— TASK TO COMPLETE —
Report how many lines of the records below include the word "name". Give nothing but the number.

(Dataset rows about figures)

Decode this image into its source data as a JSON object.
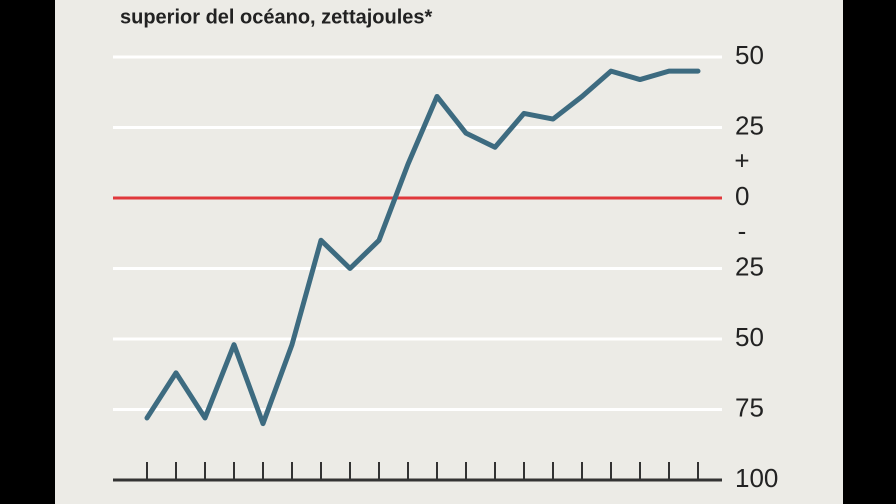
{
  "chart_data": {
    "type": "line",
    "title": "superior del océano, zettajoules*",
    "categories": [
      null,
      null,
      null,
      null,
      null,
      null,
      null,
      null,
      null,
      null,
      null,
      null,
      null,
      null,
      null,
      null,
      null,
      null,
      null,
      null
    ],
    "series": [
      {
        "color": "#3d6b80",
        "values": [
          -78,
          -62,
          -78,
          -52,
          -80,
          -52,
          -15,
          -25,
          -15,
          12,
          36,
          23,
          18,
          30,
          28,
          36,
          45,
          42,
          45,
          45
        ]
      }
    ],
    "ylim": [
      -100,
      50
    ],
    "yticks": [
      50,
      25,
      0,
      {
        "value": -25,
        "label": "25"
      },
      {
        "value": -50,
        "label": "50"
      },
      {
        "value": -75,
        "label": "75"
      },
      {
        "value": -100,
        "label": "100"
      }
    ],
    "grid": true,
    "grid_color": "#ffffff",
    "zero_line_color": "#e0383c",
    "baseline_color": "#333333",
    "y_axis_side": "right",
    "annotations": [
      {
        "text": "+",
        "value": 12.5
      },
      {
        "text": "-",
        "value": -12.5
      }
    ]
  }
}
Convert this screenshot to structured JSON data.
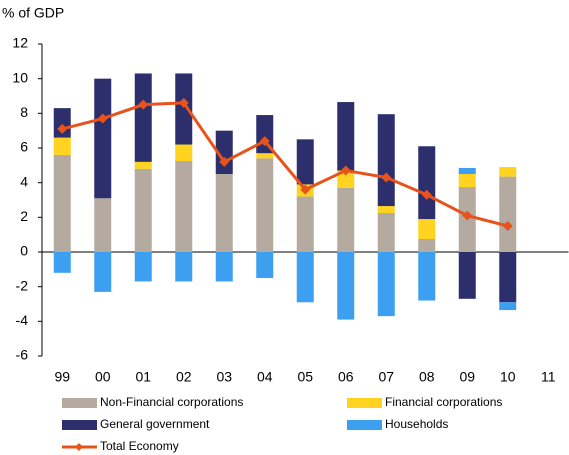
{
  "chart_data": {
    "type": "bar",
    "stacked": true,
    "title": "% of GDP",
    "categories": [
      "99",
      "00",
      "01",
      "02",
      "03",
      "04",
      "05",
      "06",
      "07",
      "08",
      "09",
      "10",
      "11"
    ],
    "series": [
      {
        "name": "Non-Financial corporations",
        "color": "#b5aaa0",
        "values": [
          5.6,
          3.1,
          4.8,
          5.25,
          4.5,
          5.4,
          3.2,
          3.7,
          2.25,
          0.75,
          3.75,
          4.35,
          null
        ]
      },
      {
        "name": "Financial corporations",
        "color": "#ffd320",
        "values": [
          1.0,
          0,
          0.4,
          0.95,
          0,
          0.3,
          0.7,
          1.0,
          0.4,
          1.15,
          0.75,
          0.55,
          null
        ]
      },
      {
        "name": "General government",
        "color": "#2c2f6c",
        "values": [
          1.7,
          6.9,
          5.1,
          4.1,
          2.5,
          2.2,
          2.6,
          3.95,
          5.3,
          4.2,
          -2.7,
          -2.9,
          null
        ]
      },
      {
        "name": "Households",
        "color": "#3d9ff0",
        "values": [
          -1.2,
          -2.3,
          -1.7,
          -1.7,
          -1.7,
          -1.5,
          -2.9,
          -3.9,
          -3.7,
          -2.8,
          0.35,
          -0.45,
          null
        ]
      },
      {
        "name": "Total Economy",
        "color": "#e8521b",
        "type": "line",
        "values": [
          7.1,
          7.7,
          8.5,
          8.6,
          5.2,
          6.4,
          3.6,
          4.7,
          4.3,
          3.3,
          2.1,
          1.5,
          null
        ]
      }
    ],
    "ylim": [
      -6,
      12
    ],
    "yticks": [
      -6,
      -4,
      -2,
      0,
      2,
      4,
      6,
      8,
      10,
      12
    ],
    "grid": false
  }
}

— SOLVED EXERCISE —
5